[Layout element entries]
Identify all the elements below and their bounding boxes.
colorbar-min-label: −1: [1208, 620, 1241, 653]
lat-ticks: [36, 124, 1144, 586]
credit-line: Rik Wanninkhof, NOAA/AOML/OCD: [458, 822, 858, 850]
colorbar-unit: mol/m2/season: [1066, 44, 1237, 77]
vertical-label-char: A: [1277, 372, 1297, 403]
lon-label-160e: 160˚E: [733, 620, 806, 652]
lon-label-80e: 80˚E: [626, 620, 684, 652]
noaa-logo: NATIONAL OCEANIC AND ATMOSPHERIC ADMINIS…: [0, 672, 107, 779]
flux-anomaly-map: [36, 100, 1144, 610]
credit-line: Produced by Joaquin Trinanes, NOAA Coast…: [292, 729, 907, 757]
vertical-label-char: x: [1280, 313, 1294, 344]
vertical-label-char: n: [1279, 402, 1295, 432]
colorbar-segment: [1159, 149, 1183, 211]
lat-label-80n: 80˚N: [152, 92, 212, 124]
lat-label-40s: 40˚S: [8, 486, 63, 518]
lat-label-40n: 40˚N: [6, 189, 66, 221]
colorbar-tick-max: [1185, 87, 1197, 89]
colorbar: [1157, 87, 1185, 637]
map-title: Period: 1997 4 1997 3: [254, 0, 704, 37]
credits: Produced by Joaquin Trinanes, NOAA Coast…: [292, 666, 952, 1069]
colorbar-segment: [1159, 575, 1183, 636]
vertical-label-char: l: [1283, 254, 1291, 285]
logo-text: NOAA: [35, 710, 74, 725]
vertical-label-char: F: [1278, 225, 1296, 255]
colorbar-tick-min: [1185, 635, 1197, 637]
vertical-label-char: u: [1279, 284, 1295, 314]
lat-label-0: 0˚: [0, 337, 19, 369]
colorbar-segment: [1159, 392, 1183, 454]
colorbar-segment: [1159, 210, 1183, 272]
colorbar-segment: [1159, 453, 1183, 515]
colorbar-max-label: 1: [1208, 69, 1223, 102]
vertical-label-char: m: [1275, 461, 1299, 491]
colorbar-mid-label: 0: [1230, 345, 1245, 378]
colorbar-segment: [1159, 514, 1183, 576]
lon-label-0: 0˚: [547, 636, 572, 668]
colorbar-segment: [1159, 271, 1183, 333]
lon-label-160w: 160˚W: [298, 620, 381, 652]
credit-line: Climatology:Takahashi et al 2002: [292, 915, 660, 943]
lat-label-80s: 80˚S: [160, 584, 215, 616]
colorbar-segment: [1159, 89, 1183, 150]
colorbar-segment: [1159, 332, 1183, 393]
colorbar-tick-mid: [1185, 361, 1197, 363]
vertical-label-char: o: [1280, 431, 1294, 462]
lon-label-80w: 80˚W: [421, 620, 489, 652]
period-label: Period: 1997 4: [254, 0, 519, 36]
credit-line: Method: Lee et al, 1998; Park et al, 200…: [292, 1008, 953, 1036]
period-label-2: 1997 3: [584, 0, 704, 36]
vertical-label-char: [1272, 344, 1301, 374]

What this task involves: Copy every line of the data above word for word.

Problem solution:
Identify all the elements below and their bounding boxes.
colorbar-min-label: −1: [1208, 620, 1241, 653]
lat-ticks: [36, 124, 1144, 586]
credit-line: Rik Wanninkhof, NOAA/AOML/OCD: [458, 822, 858, 850]
colorbar-unit: mol/m2/season: [1066, 44, 1237, 77]
vertical-label-char: A: [1277, 372, 1297, 403]
lon-label-160e: 160˚E: [733, 620, 806, 652]
lon-label-80e: 80˚E: [626, 620, 684, 652]
noaa-logo: NATIONAL OCEANIC AND ATMOSPHERIC ADMINIS…: [0, 672, 107, 779]
flux-anomaly-map: [36, 100, 1144, 610]
credit-line: Produced by Joaquin Trinanes, NOAA Coast…: [292, 729, 907, 757]
vertical-label-char: x: [1280, 313, 1294, 344]
vertical-label-char: n: [1279, 402, 1295, 432]
colorbar-segment: [1159, 149, 1183, 211]
lat-label-80n: 80˚N: [152, 92, 212, 124]
lat-label-40s: 40˚S: [8, 486, 63, 518]
lat-label-40n: 40˚N: [6, 189, 66, 221]
colorbar-tick-max: [1185, 87, 1197, 89]
colorbar: [1157, 87, 1185, 637]
map-title: Period: 1997 4 1997 3: [254, 0, 704, 37]
credits: Produced by Joaquin Trinanes, NOAA Coast…: [292, 666, 952, 1069]
colorbar-segment: [1159, 575, 1183, 636]
vertical-label-char: l: [1283, 254, 1291, 285]
logo-text: NOAA: [35, 710, 74, 725]
vertical-label-char: F: [1278, 225, 1296, 255]
colorbar-tick-min: [1185, 635, 1197, 637]
vertical-label-char: u: [1279, 284, 1295, 314]
lat-label-0: 0˚: [0, 337, 19, 369]
colorbar-segment: [1159, 392, 1183, 454]
colorbar-segment: [1159, 210, 1183, 272]
colorbar-segment: [1159, 453, 1183, 515]
colorbar-max-label: 1: [1208, 69, 1223, 102]
vertical-label-char: m: [1275, 461, 1299, 491]
colorbar-mid-label: 0: [1230, 345, 1245, 378]
colorbar-segment: [1159, 514, 1183, 576]
lon-label-0: 0˚: [547, 636, 572, 668]
colorbar-segment: [1159, 271, 1183, 333]
lon-label-160w: 160˚W: [298, 620, 381, 652]
credit-line: Climatology:Takahashi et al 2002: [292, 915, 660, 943]
lat-label-80s: 80˚S: [160, 584, 215, 616]
colorbar-segment: [1159, 89, 1183, 150]
colorbar-segment: [1159, 332, 1183, 393]
colorbar-tick-mid: [1185, 361, 1197, 363]
vertical-label-char: o: [1280, 431, 1294, 462]
lon-label-80w: 80˚W: [421, 620, 489, 652]
period-label: Period: 1997 4: [254, 0, 519, 36]
credit-line: Method: Lee et al, 1998; Park et al, 200…: [292, 1008, 953, 1036]
period-label-2: 1997 3: [584, 0, 704, 36]
vertical-label-char: [1272, 344, 1301, 374]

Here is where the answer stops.